Figure 2-3 802.1Q tag headers

In the figure above, the 3-bit priority field in TCI is 802.1p precedence in the range of 0 to 7. In the figure above, the priority field (three bits in length) in TCI is 802.1p precedence (also known as CoS precedence), which ranges from 0 to 7.

Table 2-3 Description on 802.1p precedence

802.1p precedence (decimal)	802.1p precedence (binary)	Description
0	000	best-effort
1	001	background
2	010	spare
3	011	excellent-effort
4	100	controlled-load
5	101	video
6	110	voice
7	111	network-management

 

The precedence is called 802.1p precedence because the related applications of this precedence are defined in detail in the 802.1p specifications.

2.2  TP and LR Overview

If the traffic from users is not limited, a large amount of continuous burst packets will result in worse network congestion. The traffic of users must be limited in order to make better use of the limited network resources and provide better service for more users. For example, if a traffic flow obtains only the resources committed to it within a certain period of time, network congestion due to excessive burst traffic can be avoided.

++++++++

» **WHAT TO WORK ON**
Rewrite the part of the text on 802.1p precedence that starts with "In the figure above, the 3-bit" and ends with "from 0 to 7.", swapping "TCI" for "the tag control information".

A run of records
++++++++

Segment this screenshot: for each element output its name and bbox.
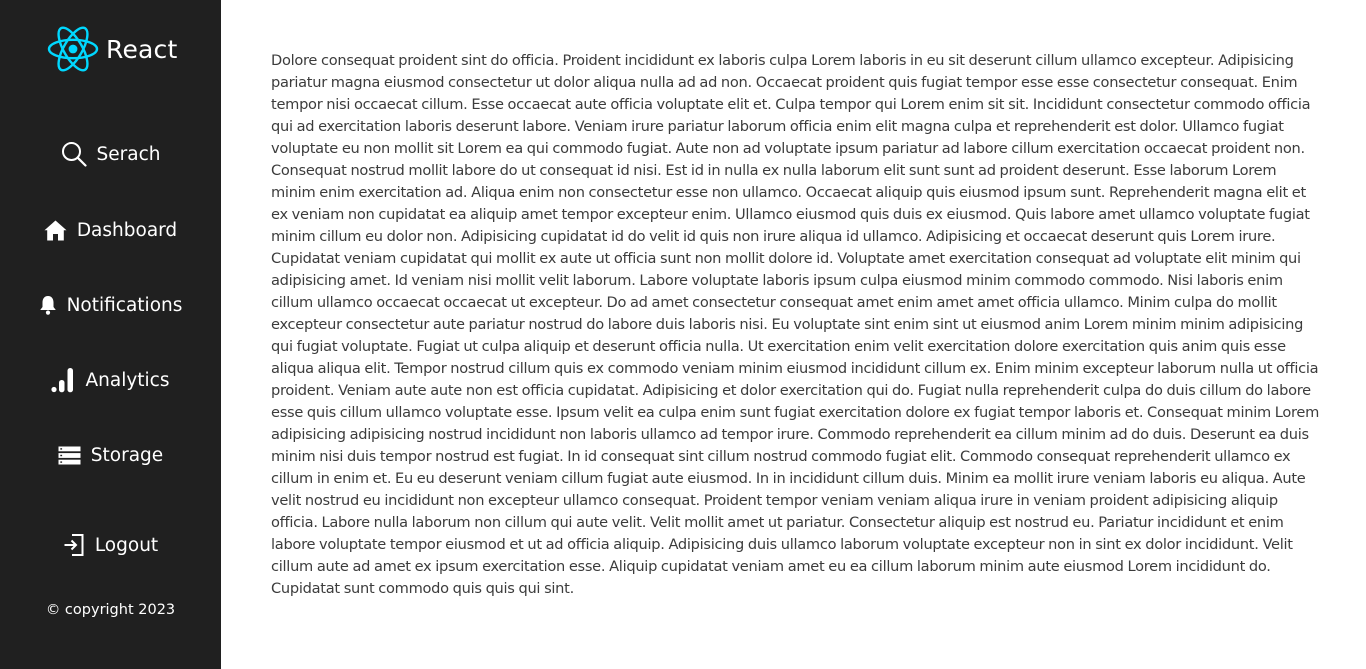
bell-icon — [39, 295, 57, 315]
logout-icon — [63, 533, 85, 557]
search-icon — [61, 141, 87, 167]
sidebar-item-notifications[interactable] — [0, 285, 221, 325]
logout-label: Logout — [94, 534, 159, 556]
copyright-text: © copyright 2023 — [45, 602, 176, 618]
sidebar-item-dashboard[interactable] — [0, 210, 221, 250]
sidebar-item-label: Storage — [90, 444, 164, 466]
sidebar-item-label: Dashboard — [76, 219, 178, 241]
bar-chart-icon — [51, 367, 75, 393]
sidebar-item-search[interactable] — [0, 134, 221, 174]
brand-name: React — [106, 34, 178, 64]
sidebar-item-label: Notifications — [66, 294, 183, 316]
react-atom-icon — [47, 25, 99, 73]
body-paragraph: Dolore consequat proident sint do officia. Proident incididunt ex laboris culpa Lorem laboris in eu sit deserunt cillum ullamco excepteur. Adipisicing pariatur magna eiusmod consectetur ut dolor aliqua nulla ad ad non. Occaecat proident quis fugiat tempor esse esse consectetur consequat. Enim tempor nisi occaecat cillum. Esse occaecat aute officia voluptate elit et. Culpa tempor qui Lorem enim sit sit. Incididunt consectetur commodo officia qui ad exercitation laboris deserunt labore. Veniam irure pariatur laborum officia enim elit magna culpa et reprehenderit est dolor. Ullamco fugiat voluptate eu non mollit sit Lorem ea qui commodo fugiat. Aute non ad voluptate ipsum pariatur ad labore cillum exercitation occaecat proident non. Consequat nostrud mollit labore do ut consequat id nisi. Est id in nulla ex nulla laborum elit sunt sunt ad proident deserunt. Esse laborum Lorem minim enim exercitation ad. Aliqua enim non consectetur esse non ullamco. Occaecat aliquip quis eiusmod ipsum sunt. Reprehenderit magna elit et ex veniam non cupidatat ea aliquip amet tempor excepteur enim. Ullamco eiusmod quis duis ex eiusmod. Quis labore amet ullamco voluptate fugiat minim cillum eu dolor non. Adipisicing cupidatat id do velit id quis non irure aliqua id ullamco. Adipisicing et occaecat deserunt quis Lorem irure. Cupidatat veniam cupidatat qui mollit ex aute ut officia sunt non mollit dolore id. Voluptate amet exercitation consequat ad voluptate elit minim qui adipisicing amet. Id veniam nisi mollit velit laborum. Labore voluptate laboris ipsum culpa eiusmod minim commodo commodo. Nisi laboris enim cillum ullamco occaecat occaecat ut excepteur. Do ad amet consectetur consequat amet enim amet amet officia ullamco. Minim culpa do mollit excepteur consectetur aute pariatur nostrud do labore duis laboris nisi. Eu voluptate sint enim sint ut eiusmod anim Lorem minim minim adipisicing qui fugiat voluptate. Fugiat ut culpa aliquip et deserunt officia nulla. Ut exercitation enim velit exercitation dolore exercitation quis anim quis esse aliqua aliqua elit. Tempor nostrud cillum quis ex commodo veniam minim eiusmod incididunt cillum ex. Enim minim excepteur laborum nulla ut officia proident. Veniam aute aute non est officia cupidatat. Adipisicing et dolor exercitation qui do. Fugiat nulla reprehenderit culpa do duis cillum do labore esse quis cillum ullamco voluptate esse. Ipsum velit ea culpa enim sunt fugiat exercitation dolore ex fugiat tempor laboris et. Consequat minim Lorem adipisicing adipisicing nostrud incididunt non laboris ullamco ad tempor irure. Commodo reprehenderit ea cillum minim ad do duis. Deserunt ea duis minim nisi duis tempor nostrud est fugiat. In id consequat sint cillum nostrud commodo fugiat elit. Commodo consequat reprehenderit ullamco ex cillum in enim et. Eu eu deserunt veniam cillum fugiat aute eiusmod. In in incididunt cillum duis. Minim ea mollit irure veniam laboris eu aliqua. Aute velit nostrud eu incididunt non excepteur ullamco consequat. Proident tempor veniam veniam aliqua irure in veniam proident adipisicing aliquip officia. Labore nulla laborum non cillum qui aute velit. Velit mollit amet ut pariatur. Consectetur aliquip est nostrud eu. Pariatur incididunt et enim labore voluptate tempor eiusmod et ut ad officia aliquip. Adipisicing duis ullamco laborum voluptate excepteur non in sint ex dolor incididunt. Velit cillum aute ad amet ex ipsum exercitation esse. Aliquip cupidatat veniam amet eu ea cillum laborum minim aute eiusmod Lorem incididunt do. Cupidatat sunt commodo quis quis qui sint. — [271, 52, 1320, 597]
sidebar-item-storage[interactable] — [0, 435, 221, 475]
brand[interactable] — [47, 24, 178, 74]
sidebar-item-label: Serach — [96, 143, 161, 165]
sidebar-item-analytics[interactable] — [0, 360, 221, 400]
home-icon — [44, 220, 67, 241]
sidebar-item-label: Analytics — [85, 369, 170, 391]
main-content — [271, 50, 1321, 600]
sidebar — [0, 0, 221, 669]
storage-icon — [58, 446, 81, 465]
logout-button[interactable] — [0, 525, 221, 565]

++++++++

» **RESULT FOR THIS TASK**
In the figure above, the 3-bit priority field in the tag control information is 802.1p precedence in the range of 0 to 7. In the figure above, the priority field (three bits in length) in the tag control information is 802.1p precedence (also known as CoS precedence), which ranges from 0 to 7.